> WHAT YOU SHOULD DO:
Would you copy out the whole listing exactly as given?

-------- EXTRACTED MATERIAL

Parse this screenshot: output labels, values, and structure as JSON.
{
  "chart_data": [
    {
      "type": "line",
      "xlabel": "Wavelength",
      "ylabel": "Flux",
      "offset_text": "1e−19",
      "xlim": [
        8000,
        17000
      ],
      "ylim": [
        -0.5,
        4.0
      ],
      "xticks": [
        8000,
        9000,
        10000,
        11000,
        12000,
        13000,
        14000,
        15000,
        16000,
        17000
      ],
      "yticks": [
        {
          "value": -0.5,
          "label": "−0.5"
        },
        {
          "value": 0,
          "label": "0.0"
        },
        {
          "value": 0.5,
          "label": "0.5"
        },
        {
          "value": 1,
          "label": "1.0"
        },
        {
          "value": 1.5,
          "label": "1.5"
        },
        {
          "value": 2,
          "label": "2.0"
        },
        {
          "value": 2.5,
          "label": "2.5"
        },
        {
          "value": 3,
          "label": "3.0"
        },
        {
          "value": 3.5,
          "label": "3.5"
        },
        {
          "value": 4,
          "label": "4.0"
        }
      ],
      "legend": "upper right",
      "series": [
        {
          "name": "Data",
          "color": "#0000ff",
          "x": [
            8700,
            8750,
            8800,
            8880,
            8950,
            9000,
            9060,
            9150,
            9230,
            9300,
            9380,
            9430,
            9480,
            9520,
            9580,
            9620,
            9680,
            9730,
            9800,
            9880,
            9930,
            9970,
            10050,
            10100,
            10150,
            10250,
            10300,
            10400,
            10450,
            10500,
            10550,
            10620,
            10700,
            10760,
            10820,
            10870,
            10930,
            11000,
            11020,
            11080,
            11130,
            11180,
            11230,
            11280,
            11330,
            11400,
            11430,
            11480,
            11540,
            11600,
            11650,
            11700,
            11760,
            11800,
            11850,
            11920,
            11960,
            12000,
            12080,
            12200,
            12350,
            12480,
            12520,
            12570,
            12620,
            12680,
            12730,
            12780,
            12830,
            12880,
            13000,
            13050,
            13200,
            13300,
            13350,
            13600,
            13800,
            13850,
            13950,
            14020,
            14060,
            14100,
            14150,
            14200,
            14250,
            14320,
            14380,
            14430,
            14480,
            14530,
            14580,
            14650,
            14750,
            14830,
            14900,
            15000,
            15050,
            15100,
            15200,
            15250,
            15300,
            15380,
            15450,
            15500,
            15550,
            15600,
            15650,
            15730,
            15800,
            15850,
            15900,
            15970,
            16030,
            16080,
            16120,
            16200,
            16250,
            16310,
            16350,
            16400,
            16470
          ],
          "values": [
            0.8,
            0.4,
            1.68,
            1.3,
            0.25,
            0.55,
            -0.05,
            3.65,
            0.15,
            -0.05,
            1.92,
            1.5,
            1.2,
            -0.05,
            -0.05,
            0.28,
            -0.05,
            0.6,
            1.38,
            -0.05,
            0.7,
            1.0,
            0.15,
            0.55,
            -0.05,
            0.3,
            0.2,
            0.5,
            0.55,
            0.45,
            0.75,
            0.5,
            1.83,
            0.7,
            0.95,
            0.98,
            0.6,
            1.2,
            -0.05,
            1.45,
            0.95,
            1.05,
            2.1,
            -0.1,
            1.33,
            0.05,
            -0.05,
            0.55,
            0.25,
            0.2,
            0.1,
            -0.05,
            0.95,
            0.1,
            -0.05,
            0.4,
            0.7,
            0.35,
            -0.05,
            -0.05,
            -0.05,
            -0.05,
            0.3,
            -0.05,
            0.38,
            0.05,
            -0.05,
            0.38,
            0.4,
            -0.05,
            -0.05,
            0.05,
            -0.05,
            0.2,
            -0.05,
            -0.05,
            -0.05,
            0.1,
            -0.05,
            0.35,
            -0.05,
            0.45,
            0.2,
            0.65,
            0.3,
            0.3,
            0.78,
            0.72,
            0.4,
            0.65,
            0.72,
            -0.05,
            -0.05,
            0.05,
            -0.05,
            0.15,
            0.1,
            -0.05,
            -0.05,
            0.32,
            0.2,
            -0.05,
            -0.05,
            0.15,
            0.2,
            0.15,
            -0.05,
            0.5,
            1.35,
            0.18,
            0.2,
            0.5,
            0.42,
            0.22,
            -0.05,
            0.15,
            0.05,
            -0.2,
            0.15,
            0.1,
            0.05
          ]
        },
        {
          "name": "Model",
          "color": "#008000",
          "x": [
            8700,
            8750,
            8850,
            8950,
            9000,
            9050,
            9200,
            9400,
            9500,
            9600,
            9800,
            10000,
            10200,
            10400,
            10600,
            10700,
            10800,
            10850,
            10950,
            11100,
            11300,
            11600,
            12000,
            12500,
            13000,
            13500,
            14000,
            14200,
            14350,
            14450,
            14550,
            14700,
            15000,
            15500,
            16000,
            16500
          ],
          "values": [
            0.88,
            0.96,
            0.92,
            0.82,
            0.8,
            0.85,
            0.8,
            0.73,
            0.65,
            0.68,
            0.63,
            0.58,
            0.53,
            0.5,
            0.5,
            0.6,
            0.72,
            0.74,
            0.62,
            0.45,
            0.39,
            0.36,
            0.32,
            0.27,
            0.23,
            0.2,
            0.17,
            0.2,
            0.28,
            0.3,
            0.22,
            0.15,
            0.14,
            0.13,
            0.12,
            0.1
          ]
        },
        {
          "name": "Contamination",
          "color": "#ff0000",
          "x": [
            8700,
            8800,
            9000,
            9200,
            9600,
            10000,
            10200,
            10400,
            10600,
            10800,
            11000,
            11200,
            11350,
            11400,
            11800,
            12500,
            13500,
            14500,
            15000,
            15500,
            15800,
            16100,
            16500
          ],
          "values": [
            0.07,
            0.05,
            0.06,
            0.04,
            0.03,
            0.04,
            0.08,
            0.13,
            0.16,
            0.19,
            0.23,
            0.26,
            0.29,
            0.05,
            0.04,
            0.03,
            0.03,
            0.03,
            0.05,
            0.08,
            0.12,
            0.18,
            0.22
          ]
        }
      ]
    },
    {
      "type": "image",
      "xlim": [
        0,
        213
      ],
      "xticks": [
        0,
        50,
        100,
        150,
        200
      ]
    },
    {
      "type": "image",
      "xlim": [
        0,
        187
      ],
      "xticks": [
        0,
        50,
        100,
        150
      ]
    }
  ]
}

----------------

> EXERCISE ANSWER:
Parse this screenshot: output labels, values, and structure as JSON.
{
  "chart_data": [
    {
      "type": "line",
      "xlabel": "Wavelength",
      "ylabel": "Flux",
      "offset_text": "1e−19",
      "xlim": [
        8000,
        17000
      ],
      "ylim": [
        -0.5,
        4.0
      ],
      "xticks": [
        8000,
        9000,
        10000,
        11000,
        12000,
        13000,
        14000,
        15000,
        16000,
        17000
      ],
      "yticks": [
        {
          "value": -0.5,
          "label": "−0.5"
        },
        {
          "value": 0,
          "label": "0.0"
        },
        {
          "value": 0.5,
          "label": "0.5"
        },
        {
          "value": 1,
          "label": "1.0"
        },
        {
          "value": 1.5,
          "label": "1.5"
        },
        {
          "value": 2,
          "label": "2.0"
        },
        {
          "value": 2.5,
          "label": "2.5"
        },
        {
          "value": 3,
          "label": "3.0"
        },
        {
          "value": 3.5,
          "label": "3.5"
        },
        {
          "value": 4,
          "label": "4.0"
        }
      ],
      "legend": "upper right",
      "series": [
        {
          "name": "Data",
          "color": "#0000ff",
          "x": [
            8700,
            8750,
            8800,
            8880,
            8950,
            9000,
            9060,
            9150,
            9230,
            9300,
            9380,
            9430,
            9480,
            9520,
            9580,
            9620,
            9680,
            9730,
            9800,
            9880,
            9930,
            9970,
            10050,
            10100,
            10150,
            10250,
            10300,
            10400,
            10450,
            10500,
            10550,
            10620,
            10700,
            10760,
            10820,
            10870,
            10930,
            11000,
            11020,
            11080,
            11130,
            11180,
            11230,
            11280,
            11330,
            11400,
            11430,
            11480,
            11540,
            11600,
            11650,
            11700,
            11760,
            11800,
            11850,
            11920,
            11960,
            12000,
            12080,
            12200,
            12350,
            12480,
            12520,
            12570,
            12620,
            12680,
            12730,
            12780,
            12830,
            12880,
            13000,
            13050,
            13200,
            13300,
            13350,
            13600,
            13800,
            13850,
            13950,
            14020,
            14060,
            14100,
            14150,
            14200,
            14250,
            14320,
            14380,
            14430,
            14480,
            14530,
            14580,
            14650,
            14750,
            14830,
            14900,
            15000,
            15050,
            15100,
            15200,
            15250,
            15300,
            15380,
            15450,
            15500,
            15550,
            15600,
            15650,
            15730,
            15800,
            15850,
            15900,
            15970,
            16030,
            16080,
            16120,
            16200,
            16250,
            16310,
            16350,
            16400,
            16470
          ],
          "values": [
            0.8,
            0.4,
            1.68,
            1.3,
            0.25,
            0.55,
            -0.05,
            3.65,
            0.15,
            -0.05,
            1.92,
            1.5,
            1.2,
            -0.05,
            -0.05,
            0.28,
            -0.05,
            0.6,
            1.38,
            -0.05,
            0.7,
            1.0,
            0.15,
            0.55,
            -0.05,
            0.3,
            0.2,
            0.5,
            0.55,
            0.45,
            0.75,
            0.5,
            1.83,
            0.7,
            0.95,
            0.98,
            0.6,
            1.2,
            -0.05,
            1.45,
            0.95,
            1.05,
            2.1,
            -0.1,
            1.33,
            0.05,
            -0.05,
            0.55,
            0.25,
            0.2,
            0.1,
            -0.05,
            0.95,
            0.1,
            -0.05,
            0.4,
            0.7,
            0.35,
            -0.05,
            -0.05,
            -0.05,
            -0.05,
            0.3,
            -0.05,
            0.38,
            0.05,
            -0.05,
            0.38,
            0.4,
            -0.05,
            -0.05,
            0.05,
            -0.05,
            0.2,
            -0.05,
            -0.05,
            -0.05,
            0.1,
            -0.05,
            0.35,
            -0.05,
            0.45,
            0.2,
            0.65,
            0.3,
            0.3,
            0.78,
            0.72,
            0.4,
            0.65,
            0.72,
            -0.05,
            -0.05,
            0.05,
            -0.05,
            0.15,
            0.1,
            -0.05,
            -0.05,
            0.32,
            0.2,
            -0.05,
            -0.05,
            0.15,
            0.2,
            0.15,
            -0.05,
            0.5,
            1.35,
            0.18,
            0.2,
            0.5,
            0.42,
            0.22,
            -0.05,
            0.15,
            0.05,
            -0.2,
            0.15,
            0.1,
            0.05
          ]
        },
        {
          "name": "Model",
          "color": "#008000",
          "x": [
            8700,
            8750,
            8850,
            8950,
            9000,
            9050,
            9200,
            9400,
            9500,
            9600,
            9800,
            10000,
            10200,
            10400,
            10600,
            10700,
            10800,
            10850,
            10950,
            11100,
            11300,
            11600,
            12000,
            12500,
            13000,
            13500,
            14000,
            14200,
            14350,
            14450,
            14550,
            14700,
            15000,
            15500,
            16000,
            16500
          ],
          "values": [
            0.88,
            0.96,
            0.92,
            0.82,
            0.8,
            0.85,
            0.8,
            0.73,
            0.65,
            0.68,
            0.63,
            0.58,
            0.53,
            0.5,
            0.5,
            0.6,
            0.72,
            0.74,
            0.62,
            0.45,
            0.39,
            0.36,
            0.32,
            0.27,
            0.23,
            0.2,
            0.17,
            0.2,
            0.28,
            0.3,
            0.22,
            0.15,
            0.14,
            0.13,
            0.12,
            0.1
          ]
        },
        {
          "name": "Contamination",
          "color": "#ff0000",
          "x": [
            8700,
            8800,
            9000,
            9200,
            9600,
            10000,
            10200,
            10400,
            10600,
            10800,
            11000,
            11200,
            11350,
            11400,
            11800,
            12500,
            13500,
            14500,
            15000,
            15500,
            15800,
            16100,
            16500
          ],
          "values": [
            0.07,
            0.05,
            0.06,
            0.04,
            0.03,
            0.04,
            0.08,
            0.13,
            0.16,
            0.19,
            0.23,
            0.26,
            0.29,
            0.05,
            0.04,
            0.03,
            0.03,
            0.03,
            0.05,
            0.08,
            0.12,
            0.18,
            0.22
          ]
        }
      ]
    },
    {
      "type": "image",
      "xlim": [
        0,
        213
      ],
      "xticks": [
        0,
        50,
        100,
        150,
        200
      ]
    },
    {
      "type": "image",
      "xlim": [
        0,
        187
      ],
      "xticks": [
        0,
        50,
        100,
        150
      ]
    }
  ]
}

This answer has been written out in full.